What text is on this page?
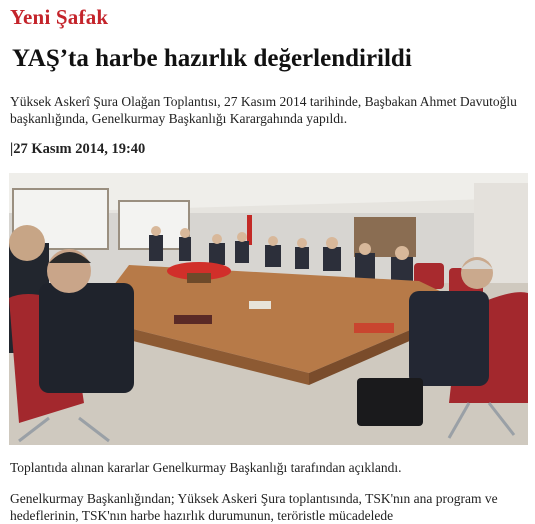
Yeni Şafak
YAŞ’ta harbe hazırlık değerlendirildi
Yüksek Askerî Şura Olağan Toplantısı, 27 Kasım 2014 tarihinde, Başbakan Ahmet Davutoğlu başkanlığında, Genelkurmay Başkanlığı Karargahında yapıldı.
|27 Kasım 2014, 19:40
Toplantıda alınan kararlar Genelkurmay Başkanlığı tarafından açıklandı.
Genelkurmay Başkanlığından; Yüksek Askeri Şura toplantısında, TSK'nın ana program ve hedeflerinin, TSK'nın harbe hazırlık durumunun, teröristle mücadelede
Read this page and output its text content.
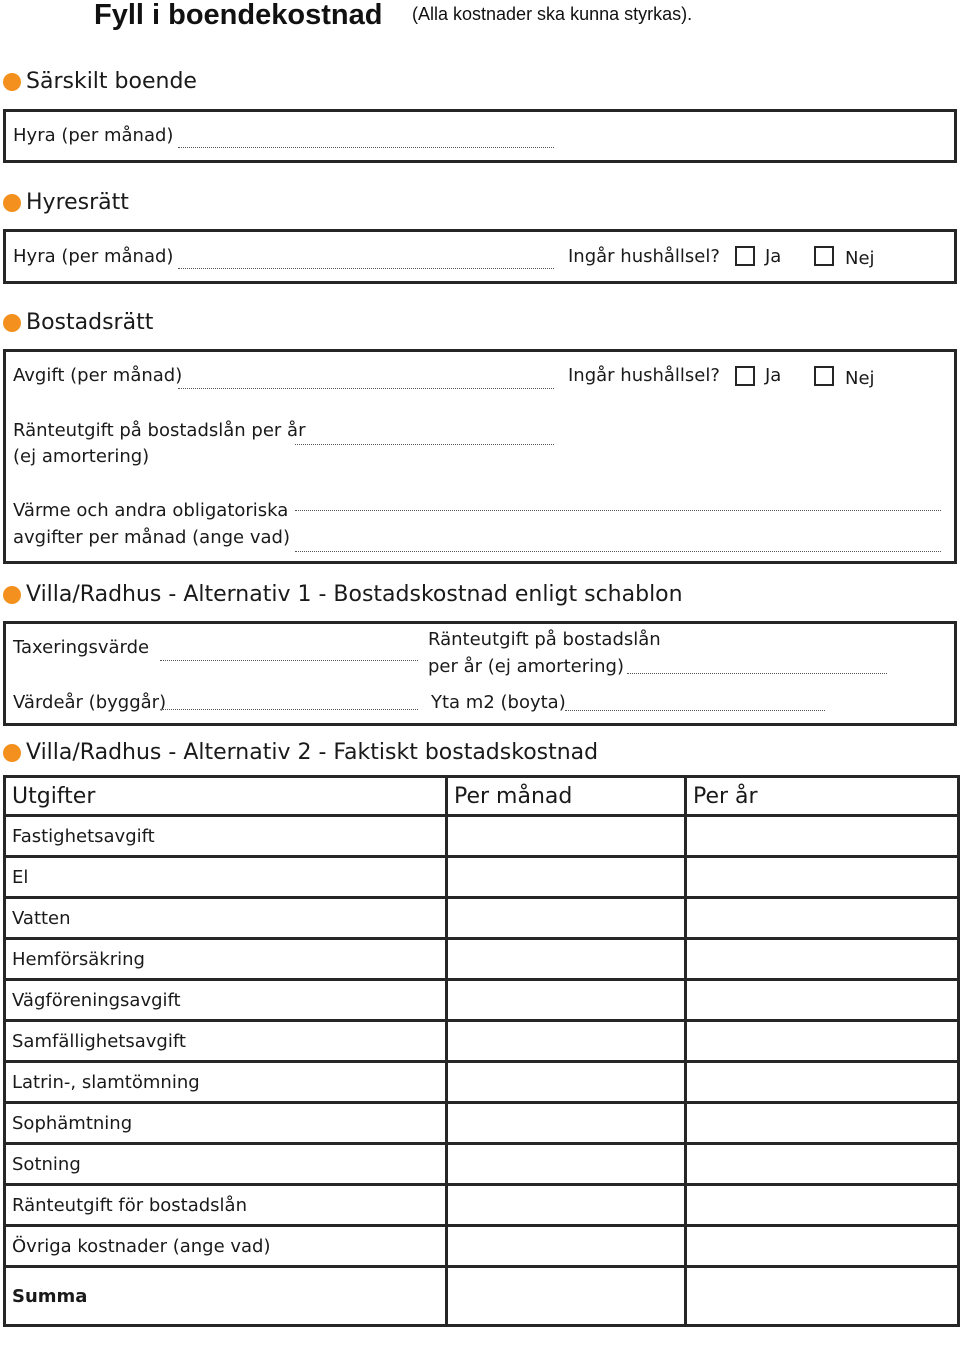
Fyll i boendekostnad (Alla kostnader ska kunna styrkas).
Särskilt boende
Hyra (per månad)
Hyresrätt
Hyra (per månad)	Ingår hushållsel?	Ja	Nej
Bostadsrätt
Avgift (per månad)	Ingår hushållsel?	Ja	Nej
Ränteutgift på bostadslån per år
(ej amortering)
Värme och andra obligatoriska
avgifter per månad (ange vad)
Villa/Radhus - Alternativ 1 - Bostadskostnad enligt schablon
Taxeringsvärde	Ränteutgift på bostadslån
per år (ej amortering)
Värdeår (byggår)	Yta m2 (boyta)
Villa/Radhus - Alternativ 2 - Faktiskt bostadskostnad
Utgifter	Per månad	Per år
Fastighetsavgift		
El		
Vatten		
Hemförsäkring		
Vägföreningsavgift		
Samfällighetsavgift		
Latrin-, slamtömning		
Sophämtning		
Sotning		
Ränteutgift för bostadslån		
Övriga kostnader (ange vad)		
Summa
################
Set problem -> The records above must be transcribed exactly. Pictures are left out of the copy.

Correct answer ->
What text is on this page?
Yeni Şafak
YAŞ’ta harbe hazırlık değerlendirildi
Yüksek Askerî Şura Olağan Toplantısı, 27 Kasım 2014 tarihinde, Başbakan Ahmet Davutoğlu başkanlığında, Genelkurmay Başkanlığı Karargahında yapıldı.
|27 Kasım 2014, 19:40
Toplantıda alınan kararlar Genelkurmay Başkanlığı tarafından açıklandı.
Genelkurmay Başkanlığından; Yüksek Askeri Şura toplantısında, TSK'nın ana program ve hedeflerinin, TSK'nın harbe hazırlık durumunun, teröristle mücadelede
Read this page and output its text content.
Fyll i boendekostnad (Alla kostnader ska kunna styrkas).
Särskilt boende
Hyra (per månad)
Hyresrätt
Hyra (per månad)	Ingår hushållsel?	Ja	Nej
Bostadsrätt
Avgift (per månad)	Ingår hushållsel?	Ja	Nej
Ränteutgift på bostadslån per år
(ej amortering)
Värme och andra obligatoriska
avgifter per månad (ange vad)
Villa/Radhus - Alternativ 1 - Bostadskostnad enligt schablon
Taxeringsvärde	Ränteutgift på bostadslån
per år (ej amortering)
Värdeår (byggår)	Yta m2 (boyta)
Villa/Radhus - Alternativ 2 - Faktiskt bostadskostnad
Utgifter	Per månad	Per år
Fastighetsavgift		
El		
Vatten		
Hemförsäkring		
Vägföreningsavgift		
Samfällighetsavgift		
Latrin-, slamtömning		
Sophämtning		
Sotning		
Ränteutgift för bostadslån		
Övriga kostnader (ange vad)		
Summa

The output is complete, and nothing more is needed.